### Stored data
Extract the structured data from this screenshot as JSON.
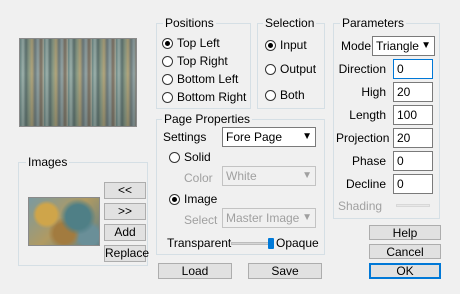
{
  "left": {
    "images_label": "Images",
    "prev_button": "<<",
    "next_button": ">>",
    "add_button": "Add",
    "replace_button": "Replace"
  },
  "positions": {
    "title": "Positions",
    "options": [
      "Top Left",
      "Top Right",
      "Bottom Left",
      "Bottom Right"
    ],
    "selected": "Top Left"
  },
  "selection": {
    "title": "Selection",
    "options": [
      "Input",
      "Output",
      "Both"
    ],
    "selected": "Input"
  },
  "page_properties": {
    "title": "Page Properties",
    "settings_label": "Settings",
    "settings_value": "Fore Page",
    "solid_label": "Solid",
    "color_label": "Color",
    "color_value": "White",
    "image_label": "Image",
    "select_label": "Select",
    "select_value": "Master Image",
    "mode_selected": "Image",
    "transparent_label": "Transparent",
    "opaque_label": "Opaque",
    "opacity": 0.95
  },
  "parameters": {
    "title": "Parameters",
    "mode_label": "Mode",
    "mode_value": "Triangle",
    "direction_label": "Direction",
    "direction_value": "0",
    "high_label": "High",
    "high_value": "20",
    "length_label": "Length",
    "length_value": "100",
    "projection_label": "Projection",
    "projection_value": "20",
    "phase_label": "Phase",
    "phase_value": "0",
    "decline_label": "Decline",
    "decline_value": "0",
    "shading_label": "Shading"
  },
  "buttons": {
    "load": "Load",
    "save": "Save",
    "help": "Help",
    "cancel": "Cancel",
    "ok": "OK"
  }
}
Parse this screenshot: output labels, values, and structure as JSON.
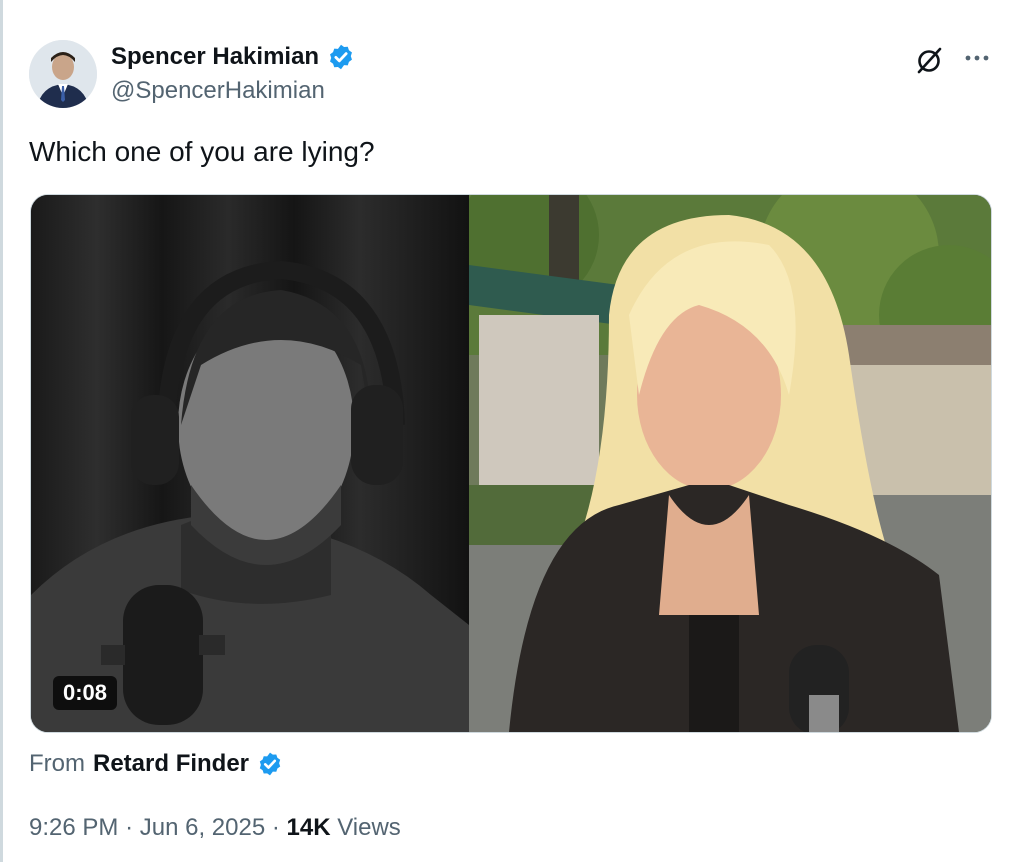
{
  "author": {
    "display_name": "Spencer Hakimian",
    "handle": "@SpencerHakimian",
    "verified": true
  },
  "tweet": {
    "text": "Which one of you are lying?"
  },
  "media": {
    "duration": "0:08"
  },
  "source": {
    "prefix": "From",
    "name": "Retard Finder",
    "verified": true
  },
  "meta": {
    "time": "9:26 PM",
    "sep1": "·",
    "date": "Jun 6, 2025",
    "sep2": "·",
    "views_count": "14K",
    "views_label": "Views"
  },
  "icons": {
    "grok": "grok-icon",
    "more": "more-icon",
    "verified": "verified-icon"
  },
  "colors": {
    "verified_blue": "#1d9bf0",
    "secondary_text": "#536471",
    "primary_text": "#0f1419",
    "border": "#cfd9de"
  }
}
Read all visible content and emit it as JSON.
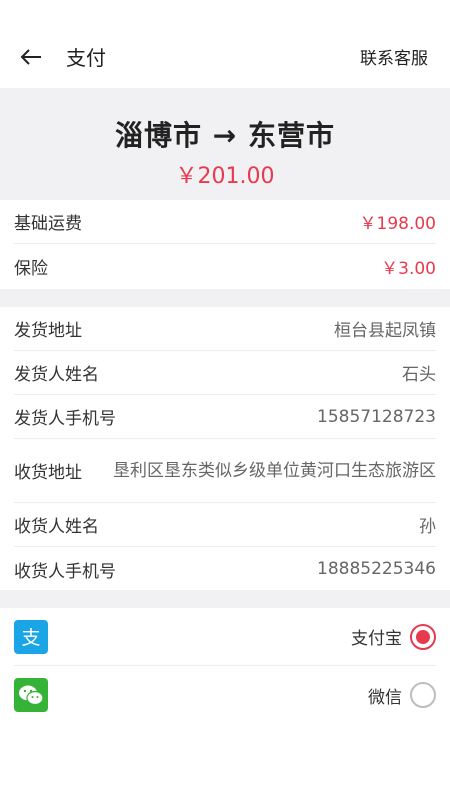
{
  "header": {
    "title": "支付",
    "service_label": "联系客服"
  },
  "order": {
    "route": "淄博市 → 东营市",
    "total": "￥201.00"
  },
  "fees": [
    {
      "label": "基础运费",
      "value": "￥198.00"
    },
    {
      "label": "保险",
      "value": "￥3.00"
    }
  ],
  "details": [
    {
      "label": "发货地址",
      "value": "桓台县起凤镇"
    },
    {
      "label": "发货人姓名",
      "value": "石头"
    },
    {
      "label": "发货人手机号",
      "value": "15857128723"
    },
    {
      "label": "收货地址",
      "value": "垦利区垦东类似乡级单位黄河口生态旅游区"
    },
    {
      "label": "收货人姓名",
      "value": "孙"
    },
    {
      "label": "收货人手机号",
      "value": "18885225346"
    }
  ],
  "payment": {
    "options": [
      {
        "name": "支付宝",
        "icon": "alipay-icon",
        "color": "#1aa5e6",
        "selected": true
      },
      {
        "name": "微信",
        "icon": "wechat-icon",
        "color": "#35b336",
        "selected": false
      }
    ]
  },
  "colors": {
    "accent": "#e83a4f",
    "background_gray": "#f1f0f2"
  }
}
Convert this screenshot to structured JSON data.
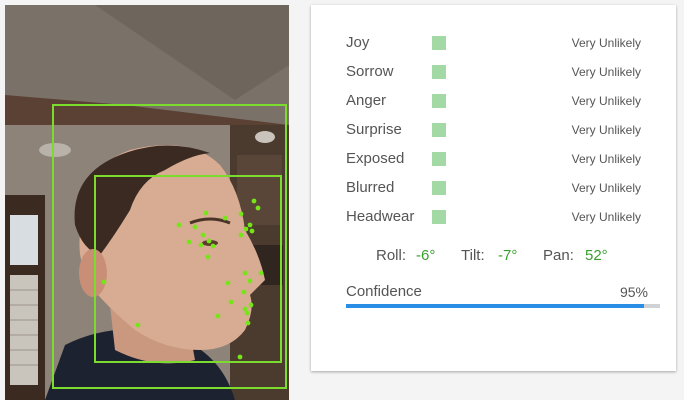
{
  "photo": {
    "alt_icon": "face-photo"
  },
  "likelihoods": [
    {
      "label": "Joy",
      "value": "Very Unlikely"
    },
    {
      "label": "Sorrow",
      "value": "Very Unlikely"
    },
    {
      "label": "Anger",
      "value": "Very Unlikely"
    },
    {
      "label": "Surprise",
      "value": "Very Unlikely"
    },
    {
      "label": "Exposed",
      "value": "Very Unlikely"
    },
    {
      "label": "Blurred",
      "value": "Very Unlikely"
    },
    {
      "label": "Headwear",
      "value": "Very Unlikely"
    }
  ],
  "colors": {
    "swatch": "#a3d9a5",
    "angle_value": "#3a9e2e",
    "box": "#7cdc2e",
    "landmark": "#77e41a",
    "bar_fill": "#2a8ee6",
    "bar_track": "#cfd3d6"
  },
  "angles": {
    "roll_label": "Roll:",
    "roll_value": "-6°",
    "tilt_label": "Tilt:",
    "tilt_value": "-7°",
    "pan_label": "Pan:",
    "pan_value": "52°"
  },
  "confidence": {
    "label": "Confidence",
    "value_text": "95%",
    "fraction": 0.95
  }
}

...

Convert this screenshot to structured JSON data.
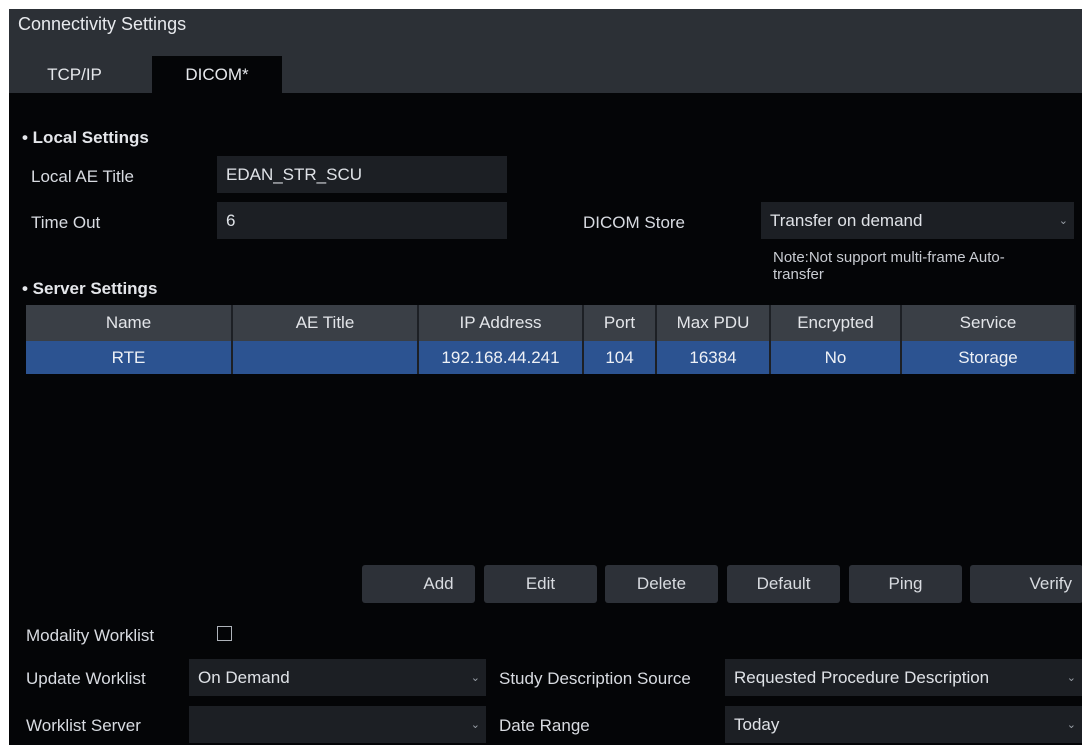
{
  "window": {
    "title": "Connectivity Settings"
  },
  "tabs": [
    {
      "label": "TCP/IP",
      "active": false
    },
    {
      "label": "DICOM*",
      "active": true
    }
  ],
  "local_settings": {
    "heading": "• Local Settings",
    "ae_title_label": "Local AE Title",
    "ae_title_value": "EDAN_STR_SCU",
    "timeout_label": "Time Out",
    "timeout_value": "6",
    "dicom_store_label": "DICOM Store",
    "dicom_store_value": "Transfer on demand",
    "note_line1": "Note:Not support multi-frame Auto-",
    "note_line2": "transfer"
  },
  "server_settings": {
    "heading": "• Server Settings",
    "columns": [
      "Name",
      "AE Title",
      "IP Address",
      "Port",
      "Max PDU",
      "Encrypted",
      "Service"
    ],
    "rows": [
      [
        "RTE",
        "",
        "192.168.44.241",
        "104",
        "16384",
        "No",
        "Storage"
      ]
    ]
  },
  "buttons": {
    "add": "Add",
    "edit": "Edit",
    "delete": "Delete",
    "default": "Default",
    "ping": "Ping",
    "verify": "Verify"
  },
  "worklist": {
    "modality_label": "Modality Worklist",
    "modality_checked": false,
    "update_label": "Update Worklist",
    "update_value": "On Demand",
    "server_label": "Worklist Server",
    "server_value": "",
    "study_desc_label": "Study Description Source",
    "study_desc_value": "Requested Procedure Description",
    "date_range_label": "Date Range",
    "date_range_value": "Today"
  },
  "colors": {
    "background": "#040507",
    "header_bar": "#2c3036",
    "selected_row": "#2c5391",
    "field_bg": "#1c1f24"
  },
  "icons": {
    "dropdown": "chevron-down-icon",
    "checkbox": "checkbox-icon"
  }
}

### Task to carry out
Each line of the data that includes the word "JSON" counts once; report the total and nothing more.

### Worked solution
5